◆ **Exercise objective**: From the listing below, extract each line containing the string "работы".

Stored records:
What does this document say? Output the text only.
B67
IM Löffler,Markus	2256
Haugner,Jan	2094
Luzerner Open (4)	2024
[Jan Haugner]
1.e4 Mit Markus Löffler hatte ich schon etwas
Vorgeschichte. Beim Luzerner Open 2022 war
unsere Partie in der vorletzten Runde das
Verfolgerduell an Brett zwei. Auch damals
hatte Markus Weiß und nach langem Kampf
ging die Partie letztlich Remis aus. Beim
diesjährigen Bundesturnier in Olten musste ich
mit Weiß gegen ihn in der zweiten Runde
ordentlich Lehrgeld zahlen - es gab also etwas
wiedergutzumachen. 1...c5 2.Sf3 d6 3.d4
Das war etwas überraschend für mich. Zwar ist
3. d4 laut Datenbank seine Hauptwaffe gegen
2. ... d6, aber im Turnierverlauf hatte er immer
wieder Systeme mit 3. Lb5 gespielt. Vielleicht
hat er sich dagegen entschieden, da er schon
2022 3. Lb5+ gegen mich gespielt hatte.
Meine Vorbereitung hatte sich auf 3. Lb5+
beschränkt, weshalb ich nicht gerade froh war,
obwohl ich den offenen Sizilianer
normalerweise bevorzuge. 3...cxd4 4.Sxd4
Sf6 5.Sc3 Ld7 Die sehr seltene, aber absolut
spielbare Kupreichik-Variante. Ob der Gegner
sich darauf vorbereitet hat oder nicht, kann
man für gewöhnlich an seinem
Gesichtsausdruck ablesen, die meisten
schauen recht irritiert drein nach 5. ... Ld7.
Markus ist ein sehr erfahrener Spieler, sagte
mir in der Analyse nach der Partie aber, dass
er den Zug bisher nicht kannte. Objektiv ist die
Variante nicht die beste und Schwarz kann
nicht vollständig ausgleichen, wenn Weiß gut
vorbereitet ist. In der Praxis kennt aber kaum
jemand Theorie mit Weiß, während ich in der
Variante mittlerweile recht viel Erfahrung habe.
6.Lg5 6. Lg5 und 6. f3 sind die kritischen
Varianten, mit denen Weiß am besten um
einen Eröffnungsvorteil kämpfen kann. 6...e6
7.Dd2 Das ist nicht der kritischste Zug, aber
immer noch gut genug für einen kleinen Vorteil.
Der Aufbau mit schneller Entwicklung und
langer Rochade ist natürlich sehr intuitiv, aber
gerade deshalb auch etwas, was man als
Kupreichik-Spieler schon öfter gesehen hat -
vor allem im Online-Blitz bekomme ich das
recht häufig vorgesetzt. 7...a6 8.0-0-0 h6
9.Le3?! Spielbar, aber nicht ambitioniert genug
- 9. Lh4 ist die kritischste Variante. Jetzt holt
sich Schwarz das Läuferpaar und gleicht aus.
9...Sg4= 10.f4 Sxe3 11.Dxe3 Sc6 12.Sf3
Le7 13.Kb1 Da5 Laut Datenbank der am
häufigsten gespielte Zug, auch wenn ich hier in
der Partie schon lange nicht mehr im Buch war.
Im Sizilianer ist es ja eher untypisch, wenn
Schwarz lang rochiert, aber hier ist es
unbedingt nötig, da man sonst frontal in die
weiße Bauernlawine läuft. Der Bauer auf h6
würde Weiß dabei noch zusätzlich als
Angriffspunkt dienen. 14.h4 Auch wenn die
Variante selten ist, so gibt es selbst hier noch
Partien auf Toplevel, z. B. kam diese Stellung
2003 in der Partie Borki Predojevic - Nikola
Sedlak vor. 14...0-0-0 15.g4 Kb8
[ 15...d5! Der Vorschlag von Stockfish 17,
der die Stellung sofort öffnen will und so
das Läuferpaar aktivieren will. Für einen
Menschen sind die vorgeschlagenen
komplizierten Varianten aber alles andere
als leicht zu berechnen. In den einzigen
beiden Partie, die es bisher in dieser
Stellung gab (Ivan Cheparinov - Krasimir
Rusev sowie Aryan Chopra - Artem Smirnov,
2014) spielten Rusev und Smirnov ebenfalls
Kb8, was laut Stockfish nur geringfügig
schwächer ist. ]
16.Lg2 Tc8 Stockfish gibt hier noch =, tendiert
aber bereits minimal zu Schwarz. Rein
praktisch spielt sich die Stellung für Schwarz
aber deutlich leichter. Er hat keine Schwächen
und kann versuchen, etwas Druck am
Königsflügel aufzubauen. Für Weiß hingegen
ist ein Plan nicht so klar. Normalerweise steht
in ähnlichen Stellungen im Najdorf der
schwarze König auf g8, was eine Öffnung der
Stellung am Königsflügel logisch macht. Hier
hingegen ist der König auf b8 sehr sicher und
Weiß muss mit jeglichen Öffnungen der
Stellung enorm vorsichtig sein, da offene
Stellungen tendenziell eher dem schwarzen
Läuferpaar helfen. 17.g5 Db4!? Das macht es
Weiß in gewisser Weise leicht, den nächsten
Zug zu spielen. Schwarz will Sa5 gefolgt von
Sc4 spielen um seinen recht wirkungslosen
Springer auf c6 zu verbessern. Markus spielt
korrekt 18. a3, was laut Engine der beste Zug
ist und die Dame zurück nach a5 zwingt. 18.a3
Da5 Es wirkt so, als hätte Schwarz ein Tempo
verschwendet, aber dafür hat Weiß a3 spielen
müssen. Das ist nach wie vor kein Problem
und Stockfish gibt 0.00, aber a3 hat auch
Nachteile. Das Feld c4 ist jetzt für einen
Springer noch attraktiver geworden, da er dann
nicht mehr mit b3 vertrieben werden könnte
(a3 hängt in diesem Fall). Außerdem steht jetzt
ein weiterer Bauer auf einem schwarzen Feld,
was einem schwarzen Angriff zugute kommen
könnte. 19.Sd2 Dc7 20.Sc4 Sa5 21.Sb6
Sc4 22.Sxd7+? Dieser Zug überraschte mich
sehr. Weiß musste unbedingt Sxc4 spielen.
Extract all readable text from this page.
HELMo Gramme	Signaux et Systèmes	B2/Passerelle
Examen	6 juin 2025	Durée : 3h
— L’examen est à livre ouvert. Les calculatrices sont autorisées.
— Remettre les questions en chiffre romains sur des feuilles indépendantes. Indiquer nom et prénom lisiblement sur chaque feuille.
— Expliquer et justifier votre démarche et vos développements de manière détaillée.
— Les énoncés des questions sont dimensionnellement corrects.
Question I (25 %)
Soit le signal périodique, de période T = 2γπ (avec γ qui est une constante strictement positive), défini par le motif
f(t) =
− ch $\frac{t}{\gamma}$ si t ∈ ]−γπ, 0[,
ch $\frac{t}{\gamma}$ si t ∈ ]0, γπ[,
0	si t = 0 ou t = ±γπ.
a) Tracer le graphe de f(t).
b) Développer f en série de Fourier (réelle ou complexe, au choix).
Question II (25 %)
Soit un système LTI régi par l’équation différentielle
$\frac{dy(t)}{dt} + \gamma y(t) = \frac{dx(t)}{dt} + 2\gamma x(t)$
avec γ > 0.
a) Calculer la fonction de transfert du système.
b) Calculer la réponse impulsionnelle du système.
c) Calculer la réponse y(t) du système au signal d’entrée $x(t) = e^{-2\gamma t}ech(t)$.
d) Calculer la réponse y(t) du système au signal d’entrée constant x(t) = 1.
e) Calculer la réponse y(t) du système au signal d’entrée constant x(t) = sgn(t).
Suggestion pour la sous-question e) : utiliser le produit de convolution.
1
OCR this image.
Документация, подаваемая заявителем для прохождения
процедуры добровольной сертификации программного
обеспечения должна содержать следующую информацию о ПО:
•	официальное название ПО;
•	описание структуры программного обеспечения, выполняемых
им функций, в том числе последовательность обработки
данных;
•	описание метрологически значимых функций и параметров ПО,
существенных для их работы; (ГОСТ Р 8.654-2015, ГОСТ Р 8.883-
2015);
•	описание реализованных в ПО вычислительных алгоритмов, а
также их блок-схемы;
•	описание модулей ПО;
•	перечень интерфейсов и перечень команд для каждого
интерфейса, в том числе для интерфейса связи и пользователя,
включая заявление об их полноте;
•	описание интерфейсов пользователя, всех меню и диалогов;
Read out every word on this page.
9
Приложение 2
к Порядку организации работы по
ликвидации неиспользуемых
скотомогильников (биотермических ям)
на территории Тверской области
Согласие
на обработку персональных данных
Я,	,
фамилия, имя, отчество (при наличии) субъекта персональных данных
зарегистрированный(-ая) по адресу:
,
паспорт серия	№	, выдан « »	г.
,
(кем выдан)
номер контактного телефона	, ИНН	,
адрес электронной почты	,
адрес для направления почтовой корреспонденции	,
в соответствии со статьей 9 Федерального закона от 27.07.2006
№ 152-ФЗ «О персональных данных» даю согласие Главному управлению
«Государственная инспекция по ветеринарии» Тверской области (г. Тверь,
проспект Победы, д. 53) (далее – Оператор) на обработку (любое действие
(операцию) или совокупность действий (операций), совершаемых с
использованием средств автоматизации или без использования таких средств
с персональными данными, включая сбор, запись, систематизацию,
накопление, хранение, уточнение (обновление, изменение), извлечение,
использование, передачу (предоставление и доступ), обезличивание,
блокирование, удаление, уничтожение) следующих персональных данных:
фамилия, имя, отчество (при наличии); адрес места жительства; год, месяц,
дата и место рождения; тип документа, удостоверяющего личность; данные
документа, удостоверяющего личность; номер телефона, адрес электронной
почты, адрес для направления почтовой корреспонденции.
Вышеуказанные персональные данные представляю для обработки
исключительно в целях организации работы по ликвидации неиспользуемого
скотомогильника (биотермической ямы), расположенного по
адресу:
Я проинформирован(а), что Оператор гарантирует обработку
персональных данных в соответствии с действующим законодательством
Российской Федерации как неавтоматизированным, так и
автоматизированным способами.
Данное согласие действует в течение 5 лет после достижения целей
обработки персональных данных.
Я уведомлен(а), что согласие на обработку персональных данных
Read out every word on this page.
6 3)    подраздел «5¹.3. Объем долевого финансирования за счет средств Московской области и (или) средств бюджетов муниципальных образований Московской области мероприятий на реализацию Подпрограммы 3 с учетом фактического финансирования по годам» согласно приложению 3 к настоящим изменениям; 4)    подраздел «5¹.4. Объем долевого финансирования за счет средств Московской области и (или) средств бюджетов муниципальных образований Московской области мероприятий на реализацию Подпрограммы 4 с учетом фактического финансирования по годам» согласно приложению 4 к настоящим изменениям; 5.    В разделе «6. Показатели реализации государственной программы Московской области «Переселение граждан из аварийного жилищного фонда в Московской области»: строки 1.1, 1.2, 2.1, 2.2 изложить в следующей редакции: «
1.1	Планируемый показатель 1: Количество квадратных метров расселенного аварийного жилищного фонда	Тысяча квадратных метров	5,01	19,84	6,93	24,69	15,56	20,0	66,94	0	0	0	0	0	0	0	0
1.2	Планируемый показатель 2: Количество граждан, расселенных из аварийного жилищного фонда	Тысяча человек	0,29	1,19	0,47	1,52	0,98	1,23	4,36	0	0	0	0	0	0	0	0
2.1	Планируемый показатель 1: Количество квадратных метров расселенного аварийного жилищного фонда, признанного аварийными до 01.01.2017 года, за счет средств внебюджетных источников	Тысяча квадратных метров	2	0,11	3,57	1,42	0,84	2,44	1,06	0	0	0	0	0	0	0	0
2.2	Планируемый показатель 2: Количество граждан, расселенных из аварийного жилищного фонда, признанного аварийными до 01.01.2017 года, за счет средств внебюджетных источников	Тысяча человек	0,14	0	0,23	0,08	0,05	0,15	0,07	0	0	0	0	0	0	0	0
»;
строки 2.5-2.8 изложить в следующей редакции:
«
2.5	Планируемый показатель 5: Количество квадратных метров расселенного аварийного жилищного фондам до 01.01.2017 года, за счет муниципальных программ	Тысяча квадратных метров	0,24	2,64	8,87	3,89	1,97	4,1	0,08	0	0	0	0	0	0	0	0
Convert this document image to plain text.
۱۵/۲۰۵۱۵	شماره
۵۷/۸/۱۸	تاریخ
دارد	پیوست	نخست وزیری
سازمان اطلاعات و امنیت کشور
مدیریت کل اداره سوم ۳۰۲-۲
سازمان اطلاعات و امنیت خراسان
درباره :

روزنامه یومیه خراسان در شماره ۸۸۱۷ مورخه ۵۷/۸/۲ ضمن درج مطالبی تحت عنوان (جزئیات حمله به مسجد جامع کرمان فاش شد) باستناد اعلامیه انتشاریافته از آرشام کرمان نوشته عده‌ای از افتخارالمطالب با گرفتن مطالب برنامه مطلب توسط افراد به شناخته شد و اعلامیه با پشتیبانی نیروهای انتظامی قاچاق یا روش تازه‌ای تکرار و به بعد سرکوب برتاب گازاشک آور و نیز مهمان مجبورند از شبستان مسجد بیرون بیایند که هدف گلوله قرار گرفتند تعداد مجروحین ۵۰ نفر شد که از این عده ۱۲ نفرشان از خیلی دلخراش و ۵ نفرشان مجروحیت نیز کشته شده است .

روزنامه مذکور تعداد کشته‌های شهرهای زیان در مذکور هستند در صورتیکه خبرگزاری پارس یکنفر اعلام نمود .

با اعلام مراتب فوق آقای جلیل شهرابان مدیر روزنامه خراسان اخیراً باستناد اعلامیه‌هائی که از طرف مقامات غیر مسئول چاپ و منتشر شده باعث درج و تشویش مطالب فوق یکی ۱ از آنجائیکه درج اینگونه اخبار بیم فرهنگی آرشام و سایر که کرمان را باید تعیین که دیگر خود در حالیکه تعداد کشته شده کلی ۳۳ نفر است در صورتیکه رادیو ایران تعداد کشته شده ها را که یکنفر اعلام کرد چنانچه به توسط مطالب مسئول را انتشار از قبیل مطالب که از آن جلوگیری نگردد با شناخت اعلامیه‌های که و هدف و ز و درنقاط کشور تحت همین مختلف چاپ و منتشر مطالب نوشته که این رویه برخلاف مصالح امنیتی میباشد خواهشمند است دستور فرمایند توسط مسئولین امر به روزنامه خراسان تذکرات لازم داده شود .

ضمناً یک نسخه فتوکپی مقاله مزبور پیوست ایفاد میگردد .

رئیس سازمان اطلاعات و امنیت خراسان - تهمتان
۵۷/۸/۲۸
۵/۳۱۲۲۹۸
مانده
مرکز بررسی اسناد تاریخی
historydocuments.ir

◆ **Correct answer**:
существенных для их работы; (ГОСТ Р 8.654-2015, ГОСТ Р 8.883-
к Порядку организации работы по
исключительно в целях организации работы по ликвидации неиспользуемого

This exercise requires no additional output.